* [TEXTE PROPOSÉ]:
┌──

Prenons maintenant le cas de Montebourg. Ça nous concerne. Il termine à 17%. Qui l’a annoncé ? Personne. Les entreprises sondagières ont-elles noté son ascension fulgurante ? Non. Pas du tout. Montebourg a été « vu » chez « les sympathisants socialistes » à 5% par l’Ifop le 30 septembre, à 7% par Opinion Way le 6 octobre, et à 8% par Harris Interactive le 6 octobre. Le score de 17% n’a donc été « vu » par aucune officine. Les sondeurs se défendent en disant qu’ils avaient noté la possibilité pour Montebourg de dépasser Royal dans les derniers jours de la campagne. Brillant subterfuge ! Car ce n’est pas le sujet ! La question est celle du niveau auquel ils ont déclaré trouver son score. Car si avait été annoncé le bon niveau et la vraie percée, un nombre plus important de gens aurait alors décidé de l’aider par leur vote. Au contraire, pensant « voter utile à gauche », nombre ont préféré voter Aubry. De sorte qu’eut lieu un second tour dans lequel ne se reconnaissait plus autant la mouvance de gauche du PS qui s’est alors abstenue. Et au même moment se mobilisaient au contraire, pour les mêmes raisons de « vote utile » de nouveaux électeurs pour Hollande. Tout ceci n’est pas du tout un jeu sans conséquences dont les électeurs seraient pour finir les seuls juges. C’est au contraire une composante essentielle des événements. De tout cela tirons une leçon. Les sondeurs ne donnent pas des gagnants certains mais ils fabriquent des perdants probables. Et cela de la façon la plus simple qui soit : ils orientent vers un « vote utile », réflexe pavlovien s’il en est un puisqu’il est dénué de toute conviction construite. Il est totalement aveugle sur toute réalité politique autre que la logique du PMU : il faut jouer gagnant ou placé !

└──

* [DONNÉES FOURNIES]:
┌──

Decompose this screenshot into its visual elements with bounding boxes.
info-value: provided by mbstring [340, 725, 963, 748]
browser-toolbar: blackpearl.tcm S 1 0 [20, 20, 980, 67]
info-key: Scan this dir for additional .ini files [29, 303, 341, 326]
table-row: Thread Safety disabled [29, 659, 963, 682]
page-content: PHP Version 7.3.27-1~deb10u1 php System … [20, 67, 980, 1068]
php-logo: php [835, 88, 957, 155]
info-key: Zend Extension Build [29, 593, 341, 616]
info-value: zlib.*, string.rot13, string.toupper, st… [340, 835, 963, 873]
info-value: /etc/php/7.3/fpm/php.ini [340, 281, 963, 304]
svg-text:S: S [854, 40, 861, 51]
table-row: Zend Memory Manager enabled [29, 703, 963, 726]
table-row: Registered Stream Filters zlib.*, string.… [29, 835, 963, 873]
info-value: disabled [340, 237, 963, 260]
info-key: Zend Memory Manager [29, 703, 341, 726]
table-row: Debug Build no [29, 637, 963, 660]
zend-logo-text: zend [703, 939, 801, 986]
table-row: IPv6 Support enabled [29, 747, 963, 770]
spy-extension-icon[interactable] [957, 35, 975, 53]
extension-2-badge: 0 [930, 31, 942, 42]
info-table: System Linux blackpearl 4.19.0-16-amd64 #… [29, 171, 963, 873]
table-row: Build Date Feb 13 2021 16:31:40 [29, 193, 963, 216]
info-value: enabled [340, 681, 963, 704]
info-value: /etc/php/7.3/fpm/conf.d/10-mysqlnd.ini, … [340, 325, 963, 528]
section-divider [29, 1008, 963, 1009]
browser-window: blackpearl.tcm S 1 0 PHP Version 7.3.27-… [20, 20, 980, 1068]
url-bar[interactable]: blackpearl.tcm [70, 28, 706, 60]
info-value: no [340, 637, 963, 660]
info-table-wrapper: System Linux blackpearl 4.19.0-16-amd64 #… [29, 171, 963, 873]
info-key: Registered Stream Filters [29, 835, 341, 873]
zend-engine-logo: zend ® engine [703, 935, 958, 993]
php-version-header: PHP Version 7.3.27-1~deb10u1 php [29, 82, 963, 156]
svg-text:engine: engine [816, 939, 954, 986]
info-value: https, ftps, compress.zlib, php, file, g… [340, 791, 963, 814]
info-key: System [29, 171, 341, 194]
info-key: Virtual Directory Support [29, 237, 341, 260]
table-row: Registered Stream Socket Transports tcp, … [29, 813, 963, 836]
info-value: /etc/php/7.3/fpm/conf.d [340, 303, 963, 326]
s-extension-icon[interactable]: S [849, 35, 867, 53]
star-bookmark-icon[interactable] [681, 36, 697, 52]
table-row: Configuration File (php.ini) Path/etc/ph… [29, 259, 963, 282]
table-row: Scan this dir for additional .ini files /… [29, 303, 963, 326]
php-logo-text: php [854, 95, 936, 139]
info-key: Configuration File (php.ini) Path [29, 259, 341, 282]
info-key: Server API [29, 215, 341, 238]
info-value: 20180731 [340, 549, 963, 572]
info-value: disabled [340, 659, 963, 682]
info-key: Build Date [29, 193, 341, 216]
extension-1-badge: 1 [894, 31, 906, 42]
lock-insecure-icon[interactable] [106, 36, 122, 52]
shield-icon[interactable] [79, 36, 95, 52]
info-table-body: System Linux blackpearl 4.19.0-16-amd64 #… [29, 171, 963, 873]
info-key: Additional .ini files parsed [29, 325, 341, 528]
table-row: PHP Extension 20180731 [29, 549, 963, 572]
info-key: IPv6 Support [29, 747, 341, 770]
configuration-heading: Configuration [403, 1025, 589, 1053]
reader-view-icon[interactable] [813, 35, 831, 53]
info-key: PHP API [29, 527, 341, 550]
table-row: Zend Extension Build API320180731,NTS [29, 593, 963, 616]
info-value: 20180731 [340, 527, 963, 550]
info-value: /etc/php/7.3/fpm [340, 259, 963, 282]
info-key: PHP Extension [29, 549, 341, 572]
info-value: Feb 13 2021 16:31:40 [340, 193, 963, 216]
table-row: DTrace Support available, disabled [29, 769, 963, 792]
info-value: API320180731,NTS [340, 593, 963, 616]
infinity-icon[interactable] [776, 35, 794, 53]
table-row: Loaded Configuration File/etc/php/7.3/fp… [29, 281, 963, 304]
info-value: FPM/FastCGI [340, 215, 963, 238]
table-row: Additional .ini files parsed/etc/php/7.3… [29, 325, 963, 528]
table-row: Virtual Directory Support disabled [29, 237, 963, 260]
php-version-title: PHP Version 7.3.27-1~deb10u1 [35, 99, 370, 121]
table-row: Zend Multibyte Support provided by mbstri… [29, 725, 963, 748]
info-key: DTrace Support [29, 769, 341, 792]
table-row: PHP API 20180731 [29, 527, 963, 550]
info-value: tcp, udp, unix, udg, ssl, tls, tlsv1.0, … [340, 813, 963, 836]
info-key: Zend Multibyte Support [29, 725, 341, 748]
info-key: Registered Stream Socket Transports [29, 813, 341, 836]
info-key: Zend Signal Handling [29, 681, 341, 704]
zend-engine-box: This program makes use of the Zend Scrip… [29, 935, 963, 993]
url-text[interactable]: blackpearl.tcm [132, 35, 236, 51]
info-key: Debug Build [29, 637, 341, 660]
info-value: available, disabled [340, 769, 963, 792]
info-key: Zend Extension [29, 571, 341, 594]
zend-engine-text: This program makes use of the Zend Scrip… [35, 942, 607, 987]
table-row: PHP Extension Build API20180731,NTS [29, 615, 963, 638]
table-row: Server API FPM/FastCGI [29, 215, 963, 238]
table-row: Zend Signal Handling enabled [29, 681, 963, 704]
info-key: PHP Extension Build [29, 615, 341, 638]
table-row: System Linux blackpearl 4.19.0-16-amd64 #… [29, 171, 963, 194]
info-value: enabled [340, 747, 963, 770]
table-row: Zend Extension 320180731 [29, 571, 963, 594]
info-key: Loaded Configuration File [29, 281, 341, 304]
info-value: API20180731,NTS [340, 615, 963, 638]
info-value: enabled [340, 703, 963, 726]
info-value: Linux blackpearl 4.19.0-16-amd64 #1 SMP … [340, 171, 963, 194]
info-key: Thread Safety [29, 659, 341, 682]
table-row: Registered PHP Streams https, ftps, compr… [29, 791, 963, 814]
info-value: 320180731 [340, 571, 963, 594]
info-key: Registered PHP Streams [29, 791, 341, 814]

└──

* [À FAIRE]:
Prolongez le texte sur les sondages et le score de Montebourg en reprenant juste après sa dernière phrase.

* [RÉSULTAT ATTENDU]:
Pour finir de dire les faits, voyons à présent les prévisions sur la participation aux primaires. Encore une fois, nous, les pavloviens, nous découvrons un plantage de belle ampleur. Car beaucoup de chiffres annonçaient une participation record. Un sondage « Ifop » pour le « JDD » du 11 septembre avançait que « 23% des français » iront voter « certainement » ou « probablement » à la primaire PS. L’échantillon sondé était de 967 personnes, âgées de 18 ans et plus, choisies selon la méthode des quotas. « 23% des français » en âge de voter, cela fait 10 millions de français. Un sondage « Ipsos-Logica Business Consulting pour Le Monde-France Inter-France Info-France 2-France 3 », réalisé par téléphone du 16 au 22 août auprès de 3.677 personnes constituant un échantillon représentatif de la population française âgée de 18 ans et plus, donnait lui près de 4 millions de personnes « susceptibles » de se déplacer. Pendant que les sondages annonçaient des chiffres compris entre 4 et 10 millions de personnes, le PS affirmait qu’au-delà du million ce serait un succès. Au final 2,66 millions de personnes se sont déplacées au premier tour et 2 ,86 millions au second tour. Cela représente 6,5% des français inscrits sur les listes électorales. Le record est de 14% dans le seul cas de Paris. Où sont passés les 23 % annoncés ?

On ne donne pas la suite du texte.